Reproduce all the lines below exactly and omit the images.
.....
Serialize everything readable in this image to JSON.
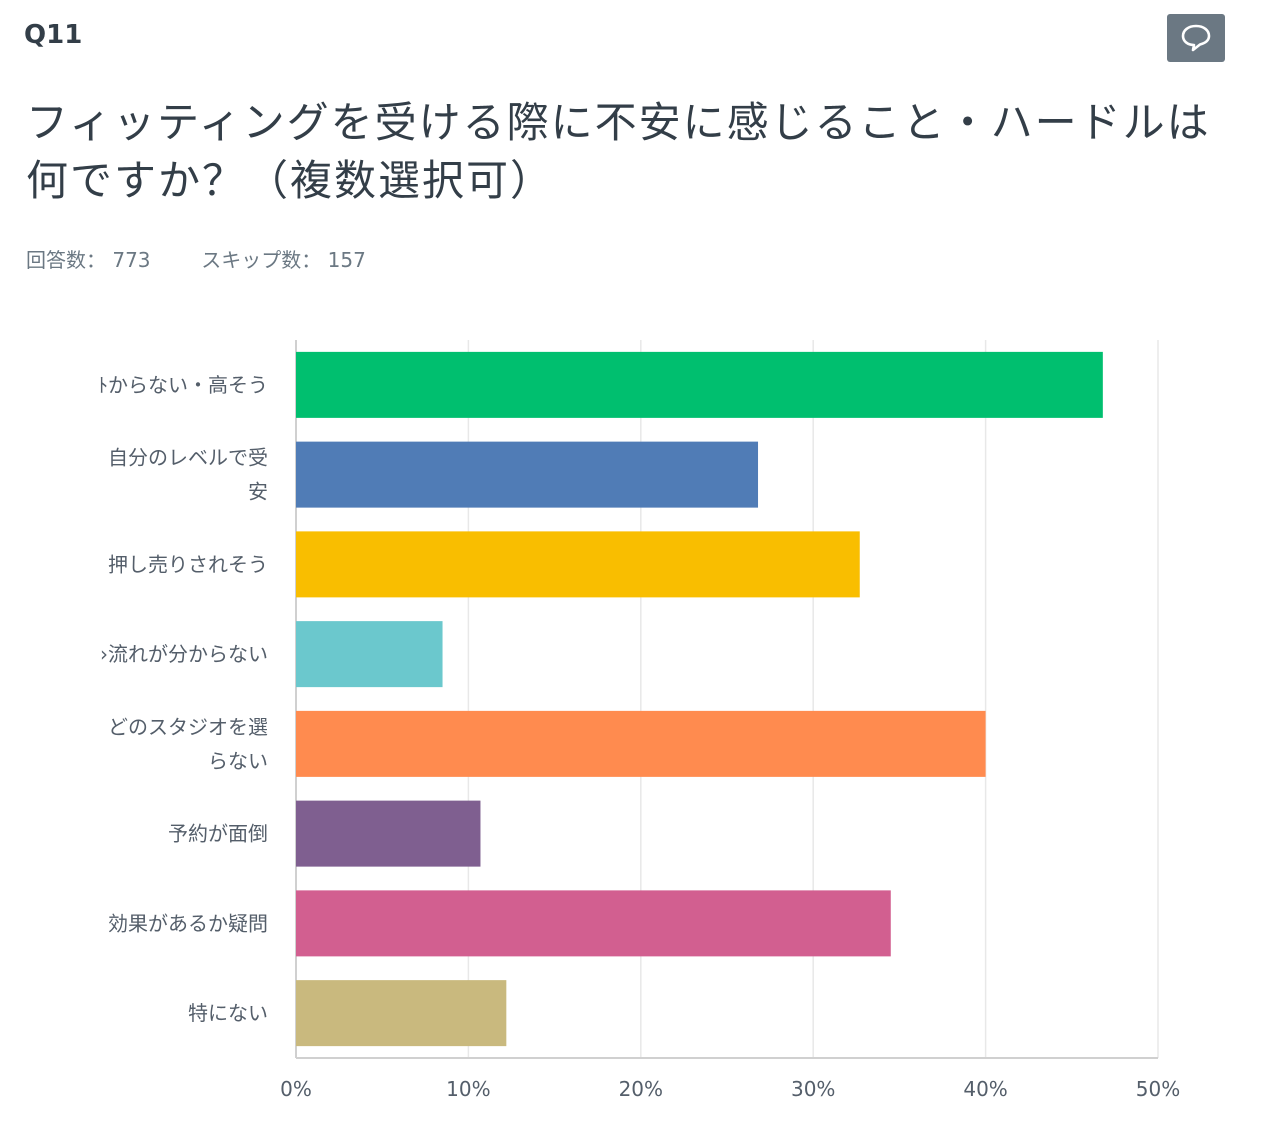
{
  "question": {
    "number": "Q11",
    "title": "フィッティングを受ける際に不安に感じること・ハードルは何ですか？（複数選択可）"
  },
  "stats": {
    "answered_label": "回答数：",
    "answered_value": "773",
    "skipped_label": "スキップ数：",
    "skipped_value": "157"
  },
  "toolbar": {
    "comment_icon": "speech-bubble-icon"
  },
  "chart_data": {
    "type": "bar",
    "orientation": "horizontal",
    "categories": [
      "料金が分からない・高そう",
      "自分のレベルで受けていいか不安",
      "押し売りされそう",
      "当日の流れが分からない",
      "どのスタジオを選べばいいか分からない",
      "予約が面倒",
      "効果があるか疑問",
      "特にない"
    ],
    "category_label_lines": [
      [
        "ﾄからない・高そう"
      ],
      [
        "自分のレベルで受",
        "安"
      ],
      [
        "押し売りされそう"
      ],
      [
        "›流れが分からない"
      ],
      [
        "どのスタジオを選",
        "らない"
      ],
      [
        "予約が面倒"
      ],
      [
        "効果があるか疑問"
      ],
      [
        "特にない"
      ]
    ],
    "values": [
      46.8,
      26.8,
      32.7,
      8.5,
      40.0,
      10.7,
      34.5,
      12.2
    ],
    "colors": [
      "#00bf6f",
      "#507cb6",
      "#f9be00",
      "#6bc8cd",
      "#ff8b4f",
      "#7f5f90",
      "#d25f90",
      "#c9b97e"
    ],
    "xlim": [
      0,
      50
    ],
    "xticks": [
      0,
      10,
      20,
      30,
      40,
      50
    ],
    "xtick_labels": [
      "0%",
      "10%",
      "20%",
      "30%",
      "40%",
      "50%"
    ],
    "grid": true,
    "xlabel": "",
    "ylabel": ""
  }
}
.....
> Output of the exercise
Serialize everything readable in this image to JSON.
{
  "question": {
    "number": "Q11",
    "title": "フィッティングを受ける際に不安に感じること・ハードルは何ですか？（複数選択可）"
  },
  "stats": {
    "answered_label": "回答数：",
    "answered_value": "773",
    "skipped_label": "スキップ数：",
    "skipped_value": "157"
  },
  "toolbar": {
    "comment_icon": "speech-bubble-icon"
  },
  "chart_data": {
    "type": "bar",
    "orientation": "horizontal",
    "categories": [
      "料金が分からない・高そう",
      "自分のレベルで受けていいか不安",
      "押し売りされそう",
      "当日の流れが分からない",
      "どのスタジオを選べばいいか分からない",
      "予約が面倒",
      "効果があるか疑問",
      "特にない"
    ],
    "category_label_lines": [
      [
        "ﾄからない・高そう"
      ],
      [
        "自分のレベルで受",
        "安"
      ],
      [
        "押し売りされそう"
      ],
      [
        "›流れが分からない"
      ],
      [
        "どのスタジオを選",
        "らない"
      ],
      [
        "予約が面倒"
      ],
      [
        "効果があるか疑問"
      ],
      [
        "特にない"
      ]
    ],
    "values": [
      46.8,
      26.8,
      32.7,
      8.5,
      40.0,
      10.7,
      34.5,
      12.2
    ],
    "colors": [
      "#00bf6f",
      "#507cb6",
      "#f9be00",
      "#6bc8cd",
      "#ff8b4f",
      "#7f5f90",
      "#d25f90",
      "#c9b97e"
    ],
    "xlim": [
      0,
      50
    ],
    "xticks": [
      0,
      10,
      20,
      30,
      40,
      50
    ],
    "xtick_labels": [
      "0%",
      "10%",
      "20%",
      "30%",
      "40%",
      "50%"
    ],
    "grid": true,
    "xlabel": "",
    "ylabel": ""
  }
}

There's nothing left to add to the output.